◆ Texto fornecido ◆
★ ★ ★ ★ ★
A
importância de se conhecer a história de um país contribui imensamente
para que possamos compreender os fatores que desencadearam
comportamentos culturais, sociais, políticos e econômicos daquela nação.
A mais recente produção do cineasta pernambucano Marcelo Gomes tece, de
maneira nua e crua, o cotidiano de Joaquim José da Silva Xavier, o
“Tiradentes”.
O enfoque que Marcelo propõe em sua narrativa é mostrar o processo emocional e a construção de consciência política desse personagem histórico, que de alferes (posto militar que equivale ao segundo tenente) da coroa portuguesa, se torna o líder revolucionário da Inconfidência Mineira no Brasil do século XVIII. A produção foi indicada para competir ao Urso de Ouro, prêmio principal no Festival de Berlim desse ano, e estreia no Brasil no dia 20 de abril, um dia antes do feriado de Tiradentes.
O elenco
do filme, que é composto por atores brasileiros, portugueses, africanos
e índios, tem um tom quase documental da rotina desses personagens. A
preparação e ensaio dos atores durou um mês, e contou com direção de
elenco da, também atriz, Sílvia Lourenço. O paulista Júlio Machado
interpreta o protagonista que vive em uma pequena vila no interior de
Minas Gerais. Junto com ele vivem outros militares que trabalham para
Portugal: Manoel (Miguel Pinheiro), que é o seu superior, Januário
(Rômulo Braga), que é soldado, além de alguns escravos. Dentre estes,
ele tem uma atração e atenção especial por “Preta” (Izabél Zuaa), que é
responsável pela cozinha da tropa e dos piolhos que fazem coçar a cabeça
de Joaquim, porém ela não pertence a ele, e sim outro escravo, o João
(Welket Bungué).
★ ★ ★ ★ ★
◆ Instruções do exercício ◆
A) Indique se cada afirmação concorda com o texto sobre o filme de Marcelo Gomes, respondendo sim ou não e citando literalmente as palavras do texto que decidem a questão. (i) O filme estreia no Brasil no dia 20 de abril. (ii) A preparação e o ensaio dos atores duraram dois meses. (iii) “Preta” pertence a Joaquim.
B) Por favor, copie do texto sobre o filme de Marcelo Gomes o trecho que começa em “A mais recente” e segue até “feriado de Tiradentes.”, inclusive.
As linhas não são necessárias para resolver o exercício.
★ ★ ★ ★ ★
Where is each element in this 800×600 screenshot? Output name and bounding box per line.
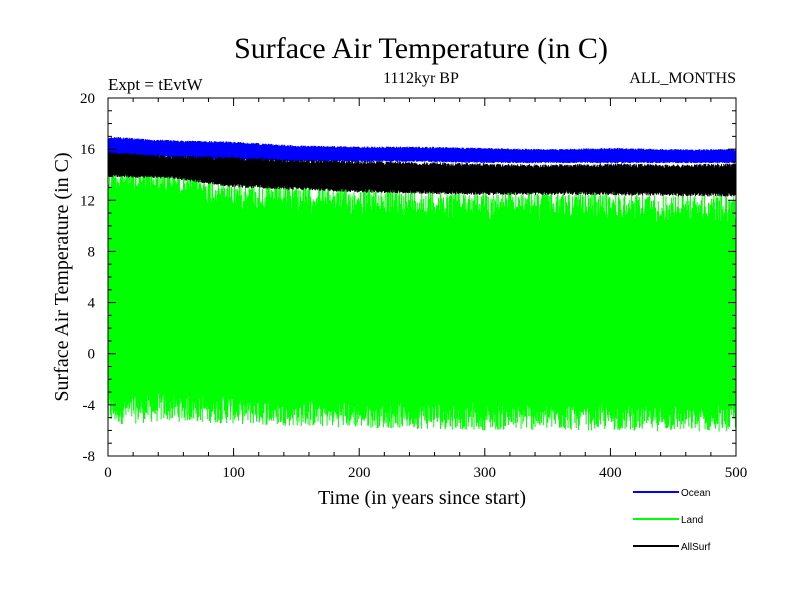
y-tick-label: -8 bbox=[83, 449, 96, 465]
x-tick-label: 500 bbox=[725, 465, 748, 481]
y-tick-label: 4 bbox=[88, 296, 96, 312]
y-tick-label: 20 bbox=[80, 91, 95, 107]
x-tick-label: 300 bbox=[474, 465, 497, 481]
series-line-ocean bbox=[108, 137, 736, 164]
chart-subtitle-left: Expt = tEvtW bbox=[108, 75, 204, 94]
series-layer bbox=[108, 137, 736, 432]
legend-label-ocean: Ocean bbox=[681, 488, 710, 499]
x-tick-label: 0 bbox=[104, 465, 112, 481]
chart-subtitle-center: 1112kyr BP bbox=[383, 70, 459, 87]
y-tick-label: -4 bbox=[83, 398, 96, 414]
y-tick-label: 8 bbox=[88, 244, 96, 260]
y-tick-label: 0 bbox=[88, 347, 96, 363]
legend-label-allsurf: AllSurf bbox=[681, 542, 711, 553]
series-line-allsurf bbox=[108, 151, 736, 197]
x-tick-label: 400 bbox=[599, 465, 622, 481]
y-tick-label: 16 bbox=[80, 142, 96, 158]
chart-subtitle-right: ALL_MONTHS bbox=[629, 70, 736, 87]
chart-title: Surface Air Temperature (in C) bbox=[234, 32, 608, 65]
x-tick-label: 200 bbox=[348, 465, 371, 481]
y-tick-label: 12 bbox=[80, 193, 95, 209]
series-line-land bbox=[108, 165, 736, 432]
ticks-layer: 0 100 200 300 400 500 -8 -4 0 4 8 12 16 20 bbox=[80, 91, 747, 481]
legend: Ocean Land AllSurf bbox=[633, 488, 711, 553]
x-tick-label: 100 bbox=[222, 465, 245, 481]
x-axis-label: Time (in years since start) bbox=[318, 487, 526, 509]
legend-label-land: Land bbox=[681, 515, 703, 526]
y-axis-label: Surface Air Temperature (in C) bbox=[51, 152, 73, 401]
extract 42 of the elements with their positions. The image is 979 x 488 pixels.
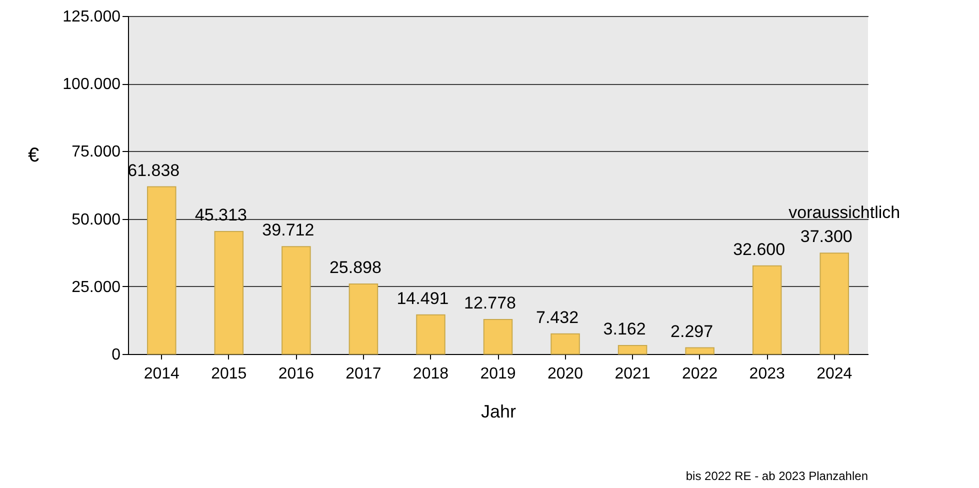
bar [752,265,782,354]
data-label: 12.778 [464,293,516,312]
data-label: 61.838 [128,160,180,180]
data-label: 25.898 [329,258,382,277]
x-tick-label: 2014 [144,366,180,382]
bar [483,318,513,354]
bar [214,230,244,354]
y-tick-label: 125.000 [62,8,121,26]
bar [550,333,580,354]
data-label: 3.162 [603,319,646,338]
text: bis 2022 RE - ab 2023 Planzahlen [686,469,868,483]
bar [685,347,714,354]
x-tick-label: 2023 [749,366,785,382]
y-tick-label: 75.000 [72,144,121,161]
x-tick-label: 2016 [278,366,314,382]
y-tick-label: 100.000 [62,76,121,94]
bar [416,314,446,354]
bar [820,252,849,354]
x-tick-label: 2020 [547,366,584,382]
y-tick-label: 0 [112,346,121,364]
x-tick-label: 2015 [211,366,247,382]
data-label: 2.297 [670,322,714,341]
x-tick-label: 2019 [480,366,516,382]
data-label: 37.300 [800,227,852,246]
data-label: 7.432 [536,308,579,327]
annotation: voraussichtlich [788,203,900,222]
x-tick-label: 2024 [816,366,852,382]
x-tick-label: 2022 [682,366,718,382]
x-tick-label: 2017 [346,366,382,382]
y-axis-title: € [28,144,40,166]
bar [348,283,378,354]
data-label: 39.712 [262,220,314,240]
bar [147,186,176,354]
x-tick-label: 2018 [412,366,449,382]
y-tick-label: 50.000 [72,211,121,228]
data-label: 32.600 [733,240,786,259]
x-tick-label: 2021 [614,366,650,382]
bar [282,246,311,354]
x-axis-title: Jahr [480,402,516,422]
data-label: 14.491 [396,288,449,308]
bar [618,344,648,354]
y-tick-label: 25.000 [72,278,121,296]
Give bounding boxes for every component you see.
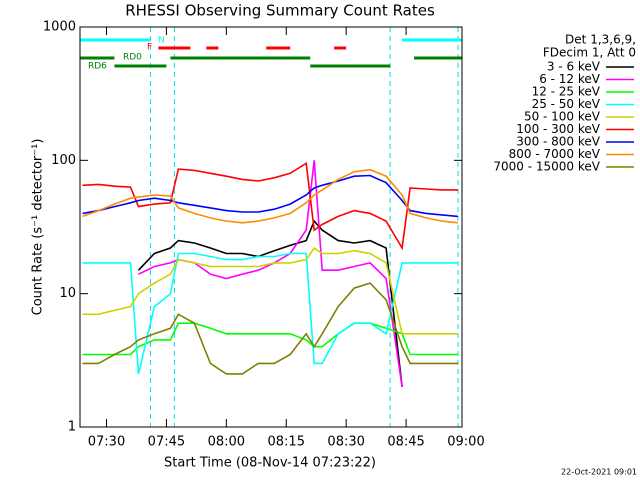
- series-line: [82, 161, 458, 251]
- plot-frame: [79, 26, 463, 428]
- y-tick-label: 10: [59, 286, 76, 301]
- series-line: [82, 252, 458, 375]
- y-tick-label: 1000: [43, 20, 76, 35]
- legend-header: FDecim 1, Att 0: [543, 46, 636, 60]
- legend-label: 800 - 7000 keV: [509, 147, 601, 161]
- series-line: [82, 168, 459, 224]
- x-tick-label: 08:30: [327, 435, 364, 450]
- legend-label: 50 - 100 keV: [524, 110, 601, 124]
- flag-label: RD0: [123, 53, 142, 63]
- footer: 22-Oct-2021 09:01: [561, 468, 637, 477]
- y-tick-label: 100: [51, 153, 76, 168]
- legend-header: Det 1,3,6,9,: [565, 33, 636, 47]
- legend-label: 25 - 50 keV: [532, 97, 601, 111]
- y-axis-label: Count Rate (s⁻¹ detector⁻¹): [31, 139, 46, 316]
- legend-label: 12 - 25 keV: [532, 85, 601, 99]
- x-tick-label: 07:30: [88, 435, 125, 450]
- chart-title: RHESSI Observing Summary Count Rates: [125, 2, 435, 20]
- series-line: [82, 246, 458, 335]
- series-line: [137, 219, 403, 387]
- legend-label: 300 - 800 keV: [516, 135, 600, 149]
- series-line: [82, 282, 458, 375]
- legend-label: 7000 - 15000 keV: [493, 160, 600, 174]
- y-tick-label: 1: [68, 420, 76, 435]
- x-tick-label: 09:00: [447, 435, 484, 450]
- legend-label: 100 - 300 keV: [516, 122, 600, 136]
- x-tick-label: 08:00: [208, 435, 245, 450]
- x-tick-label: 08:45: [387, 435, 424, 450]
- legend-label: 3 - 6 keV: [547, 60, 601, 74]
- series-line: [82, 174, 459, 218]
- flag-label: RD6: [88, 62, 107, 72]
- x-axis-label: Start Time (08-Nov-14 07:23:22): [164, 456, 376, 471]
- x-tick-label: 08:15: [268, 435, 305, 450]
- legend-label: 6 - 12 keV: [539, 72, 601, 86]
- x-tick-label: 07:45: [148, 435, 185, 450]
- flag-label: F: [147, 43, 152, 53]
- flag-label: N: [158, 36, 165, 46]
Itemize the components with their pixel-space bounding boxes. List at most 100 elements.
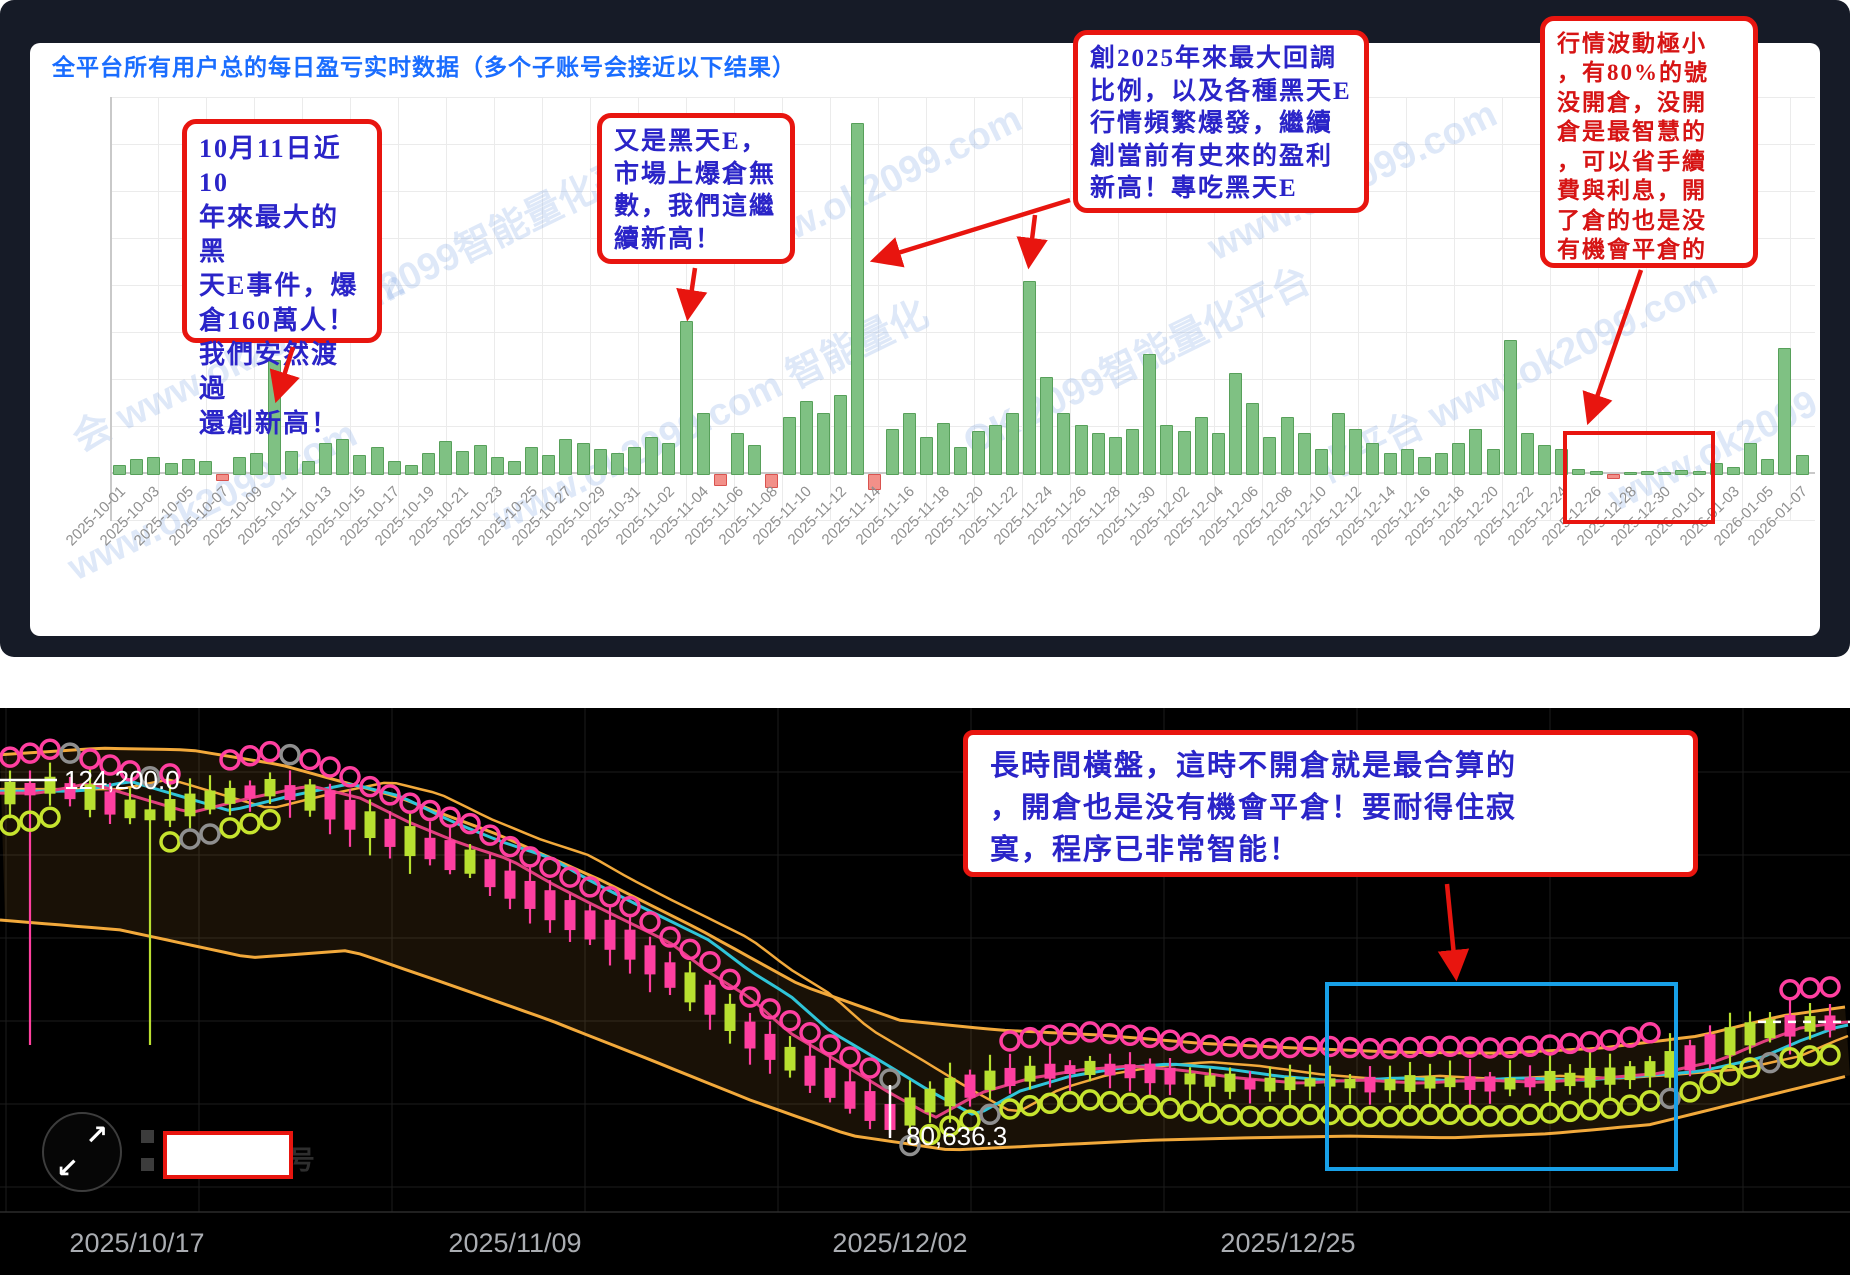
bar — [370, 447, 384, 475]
★ ★ ★ ★ ★
◆ Respostas das tarefas ◆
A)
(i) Sim: “estreia no Brasil no dia 20 de abril, um dia antes do feriado de Tiradentes”.
(ii) Não: “A preparação e ensaio dos atores durou um mês”.
(iii) Não: “porém ela não pertence a ele, e sim outro escravo, o João”.

B)
A mais recente produção do cineasta pernambucano Marcelo Gomes tece, de
maneira nua e crua, o cotidiano de Joaquim José da Silva Xavier, o
“Tiradentes”.
O enfoque que Marcelo propõe em sua narrativa é mostrar o processo emocional e a construção de consciência política desse personagem histórico, que de alferes (posto militar que equivale ao segundo tenente) da coroa portuguesa, se torna o líder revolucionário da Inconfidência Mineira no Brasil do século XVIII. A produção foi indicada para competir ao Urso de Ouro, prêmio principal no Festival de Berlim desse ano, e estreia no Brasil no dia 20 de abril, um dia antes do feriado de Tiradentes.